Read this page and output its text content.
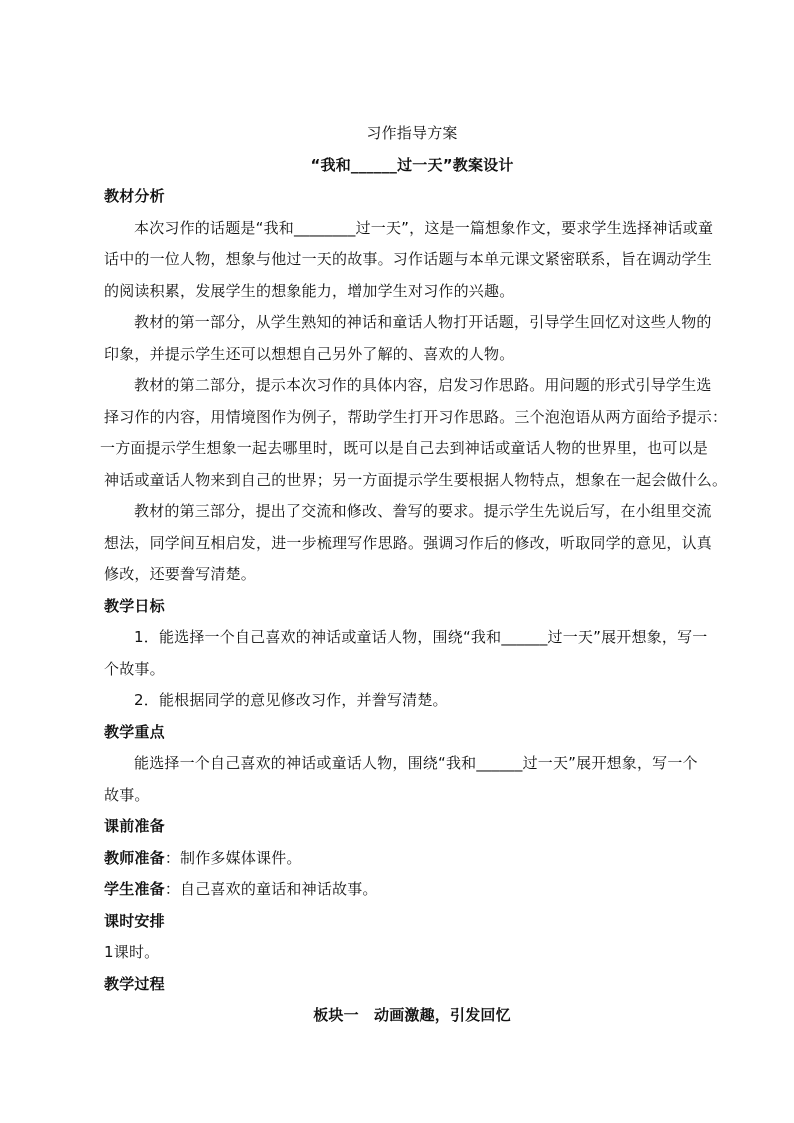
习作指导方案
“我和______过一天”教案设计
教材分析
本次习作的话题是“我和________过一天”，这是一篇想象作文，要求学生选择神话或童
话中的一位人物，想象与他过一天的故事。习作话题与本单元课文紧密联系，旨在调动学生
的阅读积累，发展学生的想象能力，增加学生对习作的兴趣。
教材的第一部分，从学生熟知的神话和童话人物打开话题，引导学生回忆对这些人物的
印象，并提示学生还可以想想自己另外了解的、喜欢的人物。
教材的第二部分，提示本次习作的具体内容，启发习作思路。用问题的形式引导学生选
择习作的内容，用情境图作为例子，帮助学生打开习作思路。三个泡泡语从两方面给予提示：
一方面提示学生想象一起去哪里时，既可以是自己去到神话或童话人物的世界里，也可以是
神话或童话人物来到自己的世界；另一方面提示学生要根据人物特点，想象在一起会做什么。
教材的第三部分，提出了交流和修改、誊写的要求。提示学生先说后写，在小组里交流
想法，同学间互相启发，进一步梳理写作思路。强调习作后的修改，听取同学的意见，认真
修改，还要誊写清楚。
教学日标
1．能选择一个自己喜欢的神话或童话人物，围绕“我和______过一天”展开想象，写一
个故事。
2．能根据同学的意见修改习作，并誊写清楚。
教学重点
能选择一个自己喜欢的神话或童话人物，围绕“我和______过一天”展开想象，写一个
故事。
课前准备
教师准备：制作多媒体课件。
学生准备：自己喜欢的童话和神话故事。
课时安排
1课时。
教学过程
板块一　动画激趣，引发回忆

==

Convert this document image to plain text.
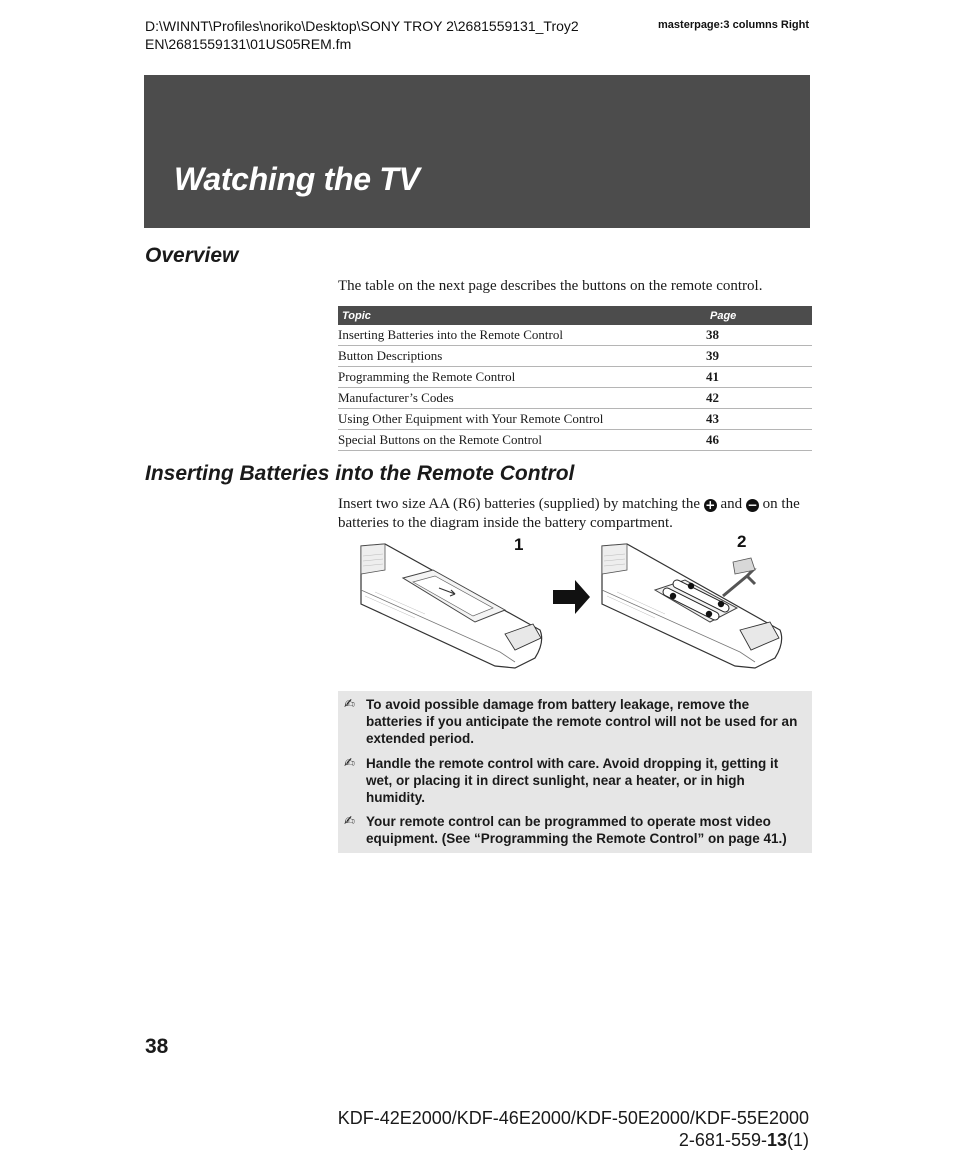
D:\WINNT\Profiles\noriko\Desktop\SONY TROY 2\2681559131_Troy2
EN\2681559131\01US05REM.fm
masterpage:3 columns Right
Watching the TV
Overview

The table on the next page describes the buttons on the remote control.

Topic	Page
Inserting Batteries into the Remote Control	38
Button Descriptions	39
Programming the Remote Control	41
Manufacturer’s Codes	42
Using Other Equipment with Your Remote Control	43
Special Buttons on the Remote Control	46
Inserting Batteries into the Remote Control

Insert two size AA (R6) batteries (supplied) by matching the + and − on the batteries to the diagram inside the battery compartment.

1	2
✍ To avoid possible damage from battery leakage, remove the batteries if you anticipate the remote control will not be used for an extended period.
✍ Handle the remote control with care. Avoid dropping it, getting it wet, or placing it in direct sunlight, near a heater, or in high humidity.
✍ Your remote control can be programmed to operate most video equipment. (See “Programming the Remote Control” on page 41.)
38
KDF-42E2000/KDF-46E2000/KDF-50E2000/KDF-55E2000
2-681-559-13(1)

What the task asks:
Identify the lines that contain the string "Your", and copy every one of them.

Solution:
Using Other Equipment with Your Remote Control	43
✍ Your remote control can be programmed to operate most video equipment. (See “Programming the Remote Control” on page 41.)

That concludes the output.